### Data entries
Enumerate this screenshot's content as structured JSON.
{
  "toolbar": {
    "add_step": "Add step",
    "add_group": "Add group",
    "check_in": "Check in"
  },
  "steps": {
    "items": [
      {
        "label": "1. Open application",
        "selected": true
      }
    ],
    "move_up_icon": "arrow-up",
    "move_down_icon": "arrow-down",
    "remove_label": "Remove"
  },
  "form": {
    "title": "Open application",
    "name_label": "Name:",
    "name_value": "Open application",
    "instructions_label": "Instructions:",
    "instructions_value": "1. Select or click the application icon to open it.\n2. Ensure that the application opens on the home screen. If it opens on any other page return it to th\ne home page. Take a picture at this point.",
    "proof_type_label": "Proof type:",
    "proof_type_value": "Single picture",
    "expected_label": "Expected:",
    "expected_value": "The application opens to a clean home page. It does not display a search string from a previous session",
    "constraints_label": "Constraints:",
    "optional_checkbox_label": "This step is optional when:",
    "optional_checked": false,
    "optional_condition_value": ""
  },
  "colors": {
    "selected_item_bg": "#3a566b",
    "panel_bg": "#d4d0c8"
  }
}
######
* [Exercise goal] Return all of the data word for word.

* [Reply]
Enumerate this screenshot's content as structured JSON.
{
  "toolbar": {
    "add_step": "Add step",
    "add_group": "Add group",
    "check_in": "Check in"
  },
  "steps": {
    "items": [
      {
        "label": "1. Open application",
        "selected": true
      }
    ],
    "move_up_icon": "arrow-up",
    "move_down_icon": "arrow-down",
    "remove_label": "Remove"
  },
  "form": {
    "title": "Open application",
    "name_label": "Name:",
    "name_value": "Open application",
    "instructions_label": "Instructions:",
    "instructions_value": "1. Select or click the application icon to open it.\n2. Ensure that the application opens on the home screen. If it opens on any other page return it to th\ne home page. Take a picture at this point.",
    "proof_type_label": "Proof type:",
    "proof_type_value": "Single picture",
    "expected_label": "Expected:",
    "expected_value": "The application opens to a clean home page. It does not display a search string from a previous session",
    "constraints_label": "Constraints:",
    "optional_checkbox_label": "This step is optional when:",
    "optional_checked": false,
    "optional_condition_value": ""
  },
  "colors": {
    "selected_item_bg": "#3a566b",
    "panel_bg": "#d4d0c8"
  }
}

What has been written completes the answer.